Exercise description:
Copy every line of the following data that includes the string "weight".
-- Begin Extracted material --
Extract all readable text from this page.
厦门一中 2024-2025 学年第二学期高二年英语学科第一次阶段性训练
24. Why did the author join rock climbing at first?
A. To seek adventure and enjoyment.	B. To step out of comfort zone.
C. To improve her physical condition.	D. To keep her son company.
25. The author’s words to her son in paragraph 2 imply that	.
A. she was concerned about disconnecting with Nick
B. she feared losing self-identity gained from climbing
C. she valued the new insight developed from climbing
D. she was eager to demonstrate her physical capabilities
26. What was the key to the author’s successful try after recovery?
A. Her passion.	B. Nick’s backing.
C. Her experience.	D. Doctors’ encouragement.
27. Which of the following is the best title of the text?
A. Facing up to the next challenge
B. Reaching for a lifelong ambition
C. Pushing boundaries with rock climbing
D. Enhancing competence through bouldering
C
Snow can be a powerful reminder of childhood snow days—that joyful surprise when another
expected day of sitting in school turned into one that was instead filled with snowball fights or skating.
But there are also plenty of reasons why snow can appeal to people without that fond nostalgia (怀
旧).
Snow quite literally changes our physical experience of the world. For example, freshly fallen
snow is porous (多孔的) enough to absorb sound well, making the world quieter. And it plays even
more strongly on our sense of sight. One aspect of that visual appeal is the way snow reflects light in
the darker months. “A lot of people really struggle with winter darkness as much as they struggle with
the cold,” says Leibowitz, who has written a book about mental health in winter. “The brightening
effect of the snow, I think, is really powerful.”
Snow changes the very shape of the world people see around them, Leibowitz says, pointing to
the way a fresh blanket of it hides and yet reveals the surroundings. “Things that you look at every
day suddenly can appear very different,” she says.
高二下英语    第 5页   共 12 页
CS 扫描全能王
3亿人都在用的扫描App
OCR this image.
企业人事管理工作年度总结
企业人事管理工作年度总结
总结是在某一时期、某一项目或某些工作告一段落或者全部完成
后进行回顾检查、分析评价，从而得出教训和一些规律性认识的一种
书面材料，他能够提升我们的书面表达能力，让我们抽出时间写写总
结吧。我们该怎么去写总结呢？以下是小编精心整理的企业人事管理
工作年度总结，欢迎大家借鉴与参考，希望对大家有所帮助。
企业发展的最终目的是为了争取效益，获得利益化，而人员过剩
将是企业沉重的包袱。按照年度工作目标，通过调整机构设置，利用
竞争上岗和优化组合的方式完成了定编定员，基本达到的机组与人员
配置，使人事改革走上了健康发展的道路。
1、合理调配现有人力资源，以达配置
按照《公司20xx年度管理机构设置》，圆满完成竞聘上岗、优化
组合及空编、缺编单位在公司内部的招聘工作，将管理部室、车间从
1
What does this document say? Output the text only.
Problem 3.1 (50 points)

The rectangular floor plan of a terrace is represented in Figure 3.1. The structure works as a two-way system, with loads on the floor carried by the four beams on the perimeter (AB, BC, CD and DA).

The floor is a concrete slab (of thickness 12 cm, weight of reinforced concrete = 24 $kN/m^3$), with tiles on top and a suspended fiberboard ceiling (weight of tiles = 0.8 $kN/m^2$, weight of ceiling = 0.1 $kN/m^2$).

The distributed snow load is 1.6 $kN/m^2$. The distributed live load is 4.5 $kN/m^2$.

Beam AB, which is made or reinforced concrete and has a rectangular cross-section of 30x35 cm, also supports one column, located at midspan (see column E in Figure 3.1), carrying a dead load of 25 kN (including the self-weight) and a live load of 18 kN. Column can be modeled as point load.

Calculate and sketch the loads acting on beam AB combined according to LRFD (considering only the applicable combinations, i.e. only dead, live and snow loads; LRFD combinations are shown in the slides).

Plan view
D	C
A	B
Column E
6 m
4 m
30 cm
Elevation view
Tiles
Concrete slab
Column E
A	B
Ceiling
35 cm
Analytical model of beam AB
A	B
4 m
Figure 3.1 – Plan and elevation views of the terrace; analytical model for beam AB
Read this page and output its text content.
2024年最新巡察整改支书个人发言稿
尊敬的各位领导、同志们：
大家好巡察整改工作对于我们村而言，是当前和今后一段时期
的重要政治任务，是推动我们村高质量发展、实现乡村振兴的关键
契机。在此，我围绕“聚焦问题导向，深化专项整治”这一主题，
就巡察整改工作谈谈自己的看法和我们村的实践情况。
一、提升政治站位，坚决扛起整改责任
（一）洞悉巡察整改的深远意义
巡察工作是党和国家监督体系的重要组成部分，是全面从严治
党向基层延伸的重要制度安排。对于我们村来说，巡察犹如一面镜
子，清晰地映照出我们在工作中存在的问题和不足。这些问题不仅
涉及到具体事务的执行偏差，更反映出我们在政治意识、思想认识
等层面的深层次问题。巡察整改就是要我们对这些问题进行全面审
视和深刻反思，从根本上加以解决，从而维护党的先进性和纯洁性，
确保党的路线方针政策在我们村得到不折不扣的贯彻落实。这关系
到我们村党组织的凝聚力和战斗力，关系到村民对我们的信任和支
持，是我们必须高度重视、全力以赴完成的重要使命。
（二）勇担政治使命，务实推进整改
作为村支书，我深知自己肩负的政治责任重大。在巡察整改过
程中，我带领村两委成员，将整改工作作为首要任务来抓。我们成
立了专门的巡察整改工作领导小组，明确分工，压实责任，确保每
-- End Extracted material --
Finished answer:
The floor is a concrete slab (of thickness 12 cm, weight of reinforced concrete = 24 $kN/m^3$), with tiles on top and a suspended fiberboard ceiling (weight of tiles = 0.8 $kN/m^2$, weight of ceiling = 0.1 $kN/m^2$).
Beam AB, which is made or reinforced concrete and has a rectangular cross-section of 30x35 cm, also supports one column, located at midspan (see column E in Figure 3.1), carrying a dead load of 25 kN (including the self-weight) and a live load of 18 kN. Column can be modeled as point load.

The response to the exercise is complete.